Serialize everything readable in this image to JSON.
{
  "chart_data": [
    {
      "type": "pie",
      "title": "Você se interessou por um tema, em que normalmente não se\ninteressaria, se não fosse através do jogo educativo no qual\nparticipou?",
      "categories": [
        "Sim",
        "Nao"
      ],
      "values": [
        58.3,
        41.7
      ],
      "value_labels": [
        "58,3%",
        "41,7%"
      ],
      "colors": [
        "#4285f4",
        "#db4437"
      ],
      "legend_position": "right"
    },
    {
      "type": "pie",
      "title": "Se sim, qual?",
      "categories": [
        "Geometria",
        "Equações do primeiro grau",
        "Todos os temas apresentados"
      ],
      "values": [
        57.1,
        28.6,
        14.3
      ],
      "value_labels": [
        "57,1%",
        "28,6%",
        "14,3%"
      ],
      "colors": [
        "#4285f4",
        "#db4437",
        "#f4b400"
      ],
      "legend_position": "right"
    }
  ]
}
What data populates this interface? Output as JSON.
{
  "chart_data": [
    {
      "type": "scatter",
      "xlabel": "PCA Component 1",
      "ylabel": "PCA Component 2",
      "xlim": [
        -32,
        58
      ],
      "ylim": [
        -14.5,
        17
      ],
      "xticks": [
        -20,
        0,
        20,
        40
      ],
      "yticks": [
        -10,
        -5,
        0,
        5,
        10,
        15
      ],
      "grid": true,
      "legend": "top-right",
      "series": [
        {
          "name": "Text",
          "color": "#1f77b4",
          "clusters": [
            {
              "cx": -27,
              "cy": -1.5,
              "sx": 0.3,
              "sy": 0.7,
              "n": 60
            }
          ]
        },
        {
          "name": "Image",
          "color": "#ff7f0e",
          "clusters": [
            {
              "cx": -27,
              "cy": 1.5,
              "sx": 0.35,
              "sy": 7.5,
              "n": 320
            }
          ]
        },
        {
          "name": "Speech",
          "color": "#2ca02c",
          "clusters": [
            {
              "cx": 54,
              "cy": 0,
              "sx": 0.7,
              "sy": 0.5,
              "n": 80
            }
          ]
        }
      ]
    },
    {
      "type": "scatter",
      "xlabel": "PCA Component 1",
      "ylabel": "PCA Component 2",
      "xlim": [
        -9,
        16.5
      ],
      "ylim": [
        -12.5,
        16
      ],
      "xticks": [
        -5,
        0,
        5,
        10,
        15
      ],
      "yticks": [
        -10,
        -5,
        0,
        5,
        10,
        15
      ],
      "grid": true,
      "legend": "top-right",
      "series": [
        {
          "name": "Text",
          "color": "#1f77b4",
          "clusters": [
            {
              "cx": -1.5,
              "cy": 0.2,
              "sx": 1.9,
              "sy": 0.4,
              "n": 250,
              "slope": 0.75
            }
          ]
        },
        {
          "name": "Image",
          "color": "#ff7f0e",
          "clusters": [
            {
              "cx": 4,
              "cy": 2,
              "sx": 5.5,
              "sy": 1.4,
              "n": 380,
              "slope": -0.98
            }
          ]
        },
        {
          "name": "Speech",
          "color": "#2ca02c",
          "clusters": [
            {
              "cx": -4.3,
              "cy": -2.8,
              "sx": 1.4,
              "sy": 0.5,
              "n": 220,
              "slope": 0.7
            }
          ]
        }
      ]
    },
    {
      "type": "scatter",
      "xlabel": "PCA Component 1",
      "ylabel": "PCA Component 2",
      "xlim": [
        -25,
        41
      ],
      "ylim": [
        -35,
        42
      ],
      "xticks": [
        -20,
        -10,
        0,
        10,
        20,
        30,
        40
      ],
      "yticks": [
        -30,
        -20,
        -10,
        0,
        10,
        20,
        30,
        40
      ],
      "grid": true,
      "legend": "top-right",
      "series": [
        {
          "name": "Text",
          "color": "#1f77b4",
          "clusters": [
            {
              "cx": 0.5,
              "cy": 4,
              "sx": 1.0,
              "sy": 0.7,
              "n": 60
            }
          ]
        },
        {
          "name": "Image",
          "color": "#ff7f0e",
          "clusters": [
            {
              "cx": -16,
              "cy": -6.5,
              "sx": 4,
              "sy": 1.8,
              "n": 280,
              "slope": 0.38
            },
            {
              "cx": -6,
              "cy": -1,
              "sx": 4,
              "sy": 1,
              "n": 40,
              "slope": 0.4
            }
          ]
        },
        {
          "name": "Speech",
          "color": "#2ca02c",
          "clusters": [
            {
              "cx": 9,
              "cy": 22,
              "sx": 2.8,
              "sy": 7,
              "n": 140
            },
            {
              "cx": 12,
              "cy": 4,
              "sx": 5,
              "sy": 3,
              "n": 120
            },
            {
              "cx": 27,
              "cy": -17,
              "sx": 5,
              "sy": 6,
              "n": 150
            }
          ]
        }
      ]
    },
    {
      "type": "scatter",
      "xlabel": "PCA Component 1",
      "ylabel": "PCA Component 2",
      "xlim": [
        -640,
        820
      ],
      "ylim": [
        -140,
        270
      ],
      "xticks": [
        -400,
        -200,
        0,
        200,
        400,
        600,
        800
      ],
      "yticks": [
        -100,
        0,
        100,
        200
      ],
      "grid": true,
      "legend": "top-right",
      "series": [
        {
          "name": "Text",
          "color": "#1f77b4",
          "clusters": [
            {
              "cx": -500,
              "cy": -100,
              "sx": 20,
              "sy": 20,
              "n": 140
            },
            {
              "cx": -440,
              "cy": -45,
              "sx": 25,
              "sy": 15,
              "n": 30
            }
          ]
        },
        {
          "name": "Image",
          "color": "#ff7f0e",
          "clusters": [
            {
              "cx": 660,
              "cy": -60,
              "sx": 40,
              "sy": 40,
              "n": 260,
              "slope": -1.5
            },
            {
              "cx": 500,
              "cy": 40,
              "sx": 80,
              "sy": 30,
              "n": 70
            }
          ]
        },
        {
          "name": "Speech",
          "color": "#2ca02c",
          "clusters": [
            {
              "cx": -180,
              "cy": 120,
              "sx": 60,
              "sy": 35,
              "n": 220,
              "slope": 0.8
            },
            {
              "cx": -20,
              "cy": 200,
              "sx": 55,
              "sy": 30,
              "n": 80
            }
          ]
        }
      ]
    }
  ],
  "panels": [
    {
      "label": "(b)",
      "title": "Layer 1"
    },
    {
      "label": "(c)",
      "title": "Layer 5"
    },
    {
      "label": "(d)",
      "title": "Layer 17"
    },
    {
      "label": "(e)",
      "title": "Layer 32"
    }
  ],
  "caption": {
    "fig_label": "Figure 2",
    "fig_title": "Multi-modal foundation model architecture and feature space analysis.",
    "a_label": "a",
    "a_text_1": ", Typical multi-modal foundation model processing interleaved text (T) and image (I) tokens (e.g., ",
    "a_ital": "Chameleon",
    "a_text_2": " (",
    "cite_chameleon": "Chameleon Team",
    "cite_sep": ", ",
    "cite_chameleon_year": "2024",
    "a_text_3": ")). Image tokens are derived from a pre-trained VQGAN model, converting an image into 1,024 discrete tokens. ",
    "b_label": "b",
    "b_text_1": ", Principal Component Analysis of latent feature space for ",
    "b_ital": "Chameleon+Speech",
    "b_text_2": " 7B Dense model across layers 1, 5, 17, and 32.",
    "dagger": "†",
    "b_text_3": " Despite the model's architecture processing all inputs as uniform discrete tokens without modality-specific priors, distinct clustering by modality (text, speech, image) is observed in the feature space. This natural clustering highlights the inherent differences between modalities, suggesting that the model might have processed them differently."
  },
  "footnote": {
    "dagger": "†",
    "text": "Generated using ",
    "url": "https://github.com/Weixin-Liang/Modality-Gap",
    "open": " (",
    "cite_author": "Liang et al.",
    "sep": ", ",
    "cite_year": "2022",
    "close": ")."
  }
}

------------------------

* WRITTEN INSTRUCTION: Copy out each record exactly as given, omitting none.

* THE RESPONSE:
Serialize everything readable in this image to JSON.
{
  "chart_data": [
    {
      "type": "pie",
      "title": "Você se interessou por um tema, em que normalmente não se\ninteressaria, se não fosse através do jogo educativo no qual\nparticipou?",
      "categories": [
        "Sim",
        "Nao"
      ],
      "values": [
        58.3,
        41.7
      ],
      "value_labels": [
        "58,3%",
        "41,7%"
      ],
      "colors": [
        "#4285f4",
        "#db4437"
      ],
      "legend_position": "right"
    },
    {
      "type": "pie",
      "title": "Se sim, qual?",
      "categories": [
        "Geometria",
        "Equações do primeiro grau",
        "Todos os temas apresentados"
      ],
      "values": [
        57.1,
        28.6,
        14.3
      ],
      "value_labels": [
        "57,1%",
        "28,6%",
        "14,3%"
      ],
      "colors": [
        "#4285f4",
        "#db4437",
        "#f4b400"
      ],
      "legend_position": "right"
    }
  ]
}
What data populates this interface? Output as JSON.
{
  "chart_data": [
    {
      "type": "scatter",
      "xlabel": "PCA Component 1",
      "ylabel": "PCA Component 2",
      "xlim": [
        -32,
        58
      ],
      "ylim": [
        -14.5,
        17
      ],
      "xticks": [
        -20,
        0,
        20,
        40
      ],
      "yticks": [
        -10,
        -5,
        0,
        5,
        10,
        15
      ],
      "grid": true,
      "legend": "top-right",
      "series": [
        {
          "name": "Text",
          "color": "#1f77b4",
          "clusters": [
            {
              "cx": -27,
              "cy": -1.5,
              "sx": 0.3,
              "sy": 0.7,
              "n": 60
            }
          ]
        },
        {
          "name": "Image",
          "color": "#ff7f0e",
          "clusters": [
            {
              "cx": -27,
              "cy": 1.5,
              "sx": 0.35,
              "sy": 7.5,
              "n": 320
            }
          ]
        },
        {
          "name": "Speech",
          "color": "#2ca02c",
          "clusters": [
            {
              "cx": 54,
              "cy": 0,
              "sx": 0.7,
              "sy": 0.5,
              "n": 80
            }
          ]
        }
      ]
    },
    {
      "type": "scatter",
      "xlabel": "PCA Component 1",
      "ylabel": "PCA Component 2",
      "xlim": [
        -9,
        16.5
      ],
      "ylim": [
        -12.5,
        16
      ],
      "xticks": [
        -5,
        0,
        5,
        10,
        15
      ],
      "yticks": [
        -10,
        -5,
        0,
        5,
        10,
        15
      ],
      "grid": true,
      "legend": "top-right",
      "series": [
        {
          "name": "Text",
          "color": "#1f77b4",
          "clusters": [
            {
              "cx": -1.5,
              "cy": 0.2,
              "sx": 1.9,
              "sy": 0.4,
              "n": 250,
              "slope": 0.75
            }
          ]
        },
        {
          "name": "Image",
          "color": "#ff7f0e",
          "clusters": [
            {
              "cx": 4,
              "cy": 2,
              "sx": 5.5,
              "sy": 1.4,
              "n": 380,
              "slope": -0.98
            }
          ]
        },
        {
          "name": "Speech",
          "color": "#2ca02c",
          "clusters": [
            {
              "cx": -4.3,
              "cy": -2.8,
              "sx": 1.4,
              "sy": 0.5,
              "n": 220,
              "slope": 0.7
            }
          ]
        }
      ]
    },
    {
      "type": "scatter",
      "xlabel": "PCA Component 1",
      "ylabel": "PCA Component 2",
      "xlim": [
        -25,
        41
      ],
      "ylim": [
        -35,
        42
      ],
      "xticks": [
        -20,
        -10,
        0,
        10,
        20,
        30,
        40
      ],
      "yticks": [
        -30,
        -20,
        -10,
        0,
        10,
        20,
        30,
        40
      ],
      "grid": true,
      "legend": "top-right",
      "series": [
        {
          "name": "Text",
          "color": "#1f77b4",
          "clusters": [
            {
              "cx": 0.5,
              "cy": 4,
              "sx": 1.0,
              "sy": 0.7,
              "n": 60
            }
          ]
        },
        {
          "name": "Image",
          "color": "#ff7f0e",
          "clusters": [
            {
              "cx": -16,
              "cy": -6.5,
              "sx": 4,
              "sy": 1.8,
              "n": 280,
              "slope": 0.38
            },
            {
              "cx": -6,
              "cy": -1,
              "sx": 4,
              "sy": 1,
              "n": 40,
              "slope": 0.4
            }
          ]
        },
        {
          "name": "Speech",
          "color": "#2ca02c",
          "clusters": [
            {
              "cx": 9,
              "cy": 22,
              "sx": 2.8,
              "sy": 7,
              "n": 140
            },
            {
              "cx": 12,
              "cy": 4,
              "sx": 5,
              "sy": 3,
              "n": 120
            },
            {
              "cx": 27,
              "cy": -17,
              "sx": 5,
              "sy": 6,
              "n": 150
            }
          ]
        }
      ]
    },
    {
      "type": "scatter",
      "xlabel": "PCA Component 1",
      "ylabel": "PCA Component 2",
      "xlim": [
        -640,
        820
      ],
      "ylim": [
        -140,
        270
      ],
      "xticks": [
        -400,
        -200,
        0,
        200,
        400,
        600,
        800
      ],
      "yticks": [
        -100,
        0,
        100,
        200
      ],
      "grid": true,
      "legend": "top-right",
      "series": [
        {
          "name": "Text",
          "color": "#1f77b4",
          "clusters": [
            {
              "cx": -500,
              "cy": -100,
              "sx": 20,
              "sy": 20,
              "n": 140
            },
            {
              "cx": -440,
              "cy": -45,
              "sx": 25,
              "sy": 15,
              "n": 30
            }
          ]
        },
        {
          "name": "Image",
          "color": "#ff7f0e",
          "clusters": [
            {
              "cx": 660,
              "cy": -60,
              "sx": 40,
              "sy": 40,
              "n": 260,
              "slope": -1.5
            },
            {
              "cx": 500,
              "cy": 40,
              "sx": 80,
              "sy": 30,
              "n": 70
            }
          ]
        },
        {
          "name": "Speech",
          "color": "#2ca02c",
          "clusters": [
            {
              "cx": -180,
              "cy": 120,
              "sx": 60,
              "sy": 35,
              "n": 220,
              "slope": 0.8
            },
            {
              "cx": -20,
              "cy": 200,
              "sx": 55,
              "sy": 30,
              "n": 80
            }
          ]
        }
      ]
    }
  ],
  "panels": [
    {
      "label": "(b)",
      "title": "Layer 1"
    },
    {
      "label": "(c)",
      "title": "Layer 5"
    },
    {
      "label": "(d)",
      "title": "Layer 17"
    },
    {
      "label": "(e)",
      "title": "Layer 32"
    }
  ],
  "caption": {
    "fig_label": "Figure 2",
    "fig_title": "Multi-modal foundation model architecture and feature space analysis.",
    "a_label": "a",
    "a_text_1": ", Typical multi-modal foundation model processing interleaved text (T) and image (I) tokens (e.g., ",
    "a_ital": "Chameleon",
    "a_text_2": " (",
    "cite_chameleon": "Chameleon Team",
    "cite_sep": ", ",
    "cite_chameleon_year": "2024",
    "a_text_3": ")). Image tokens are derived from a pre-trained VQGAN model, converting an image into 1,024 discrete tokens. ",
    "b_label": "b",
    "b_text_1": ", Principal Component Analysis of latent feature space for ",
    "b_ital": "Chameleon+Speech",
    "b_text_2": " 7B Dense model across layers 1, 5, 17, and 32.",
    "dagger": "†",
    "b_text_3": " Despite the model's architecture processing all inputs as uniform discrete tokens without modality-specific priors, distinct clustering by modality (text, speech, image) is observed in the feature space. This natural clustering highlights the inherent differences between modalities, suggesting that the model might have processed them differently."
  },
  "footnote": {
    "dagger": "†",
    "text": "Generated using ",
    "url": "https://github.com/Weixin-Liang/Modality-Gap",
    "open": " (",
    "cite_author": "Liang et al.",
    "sep": ", ",
    "cite_year": "2022",
    "close": ")."
  }
}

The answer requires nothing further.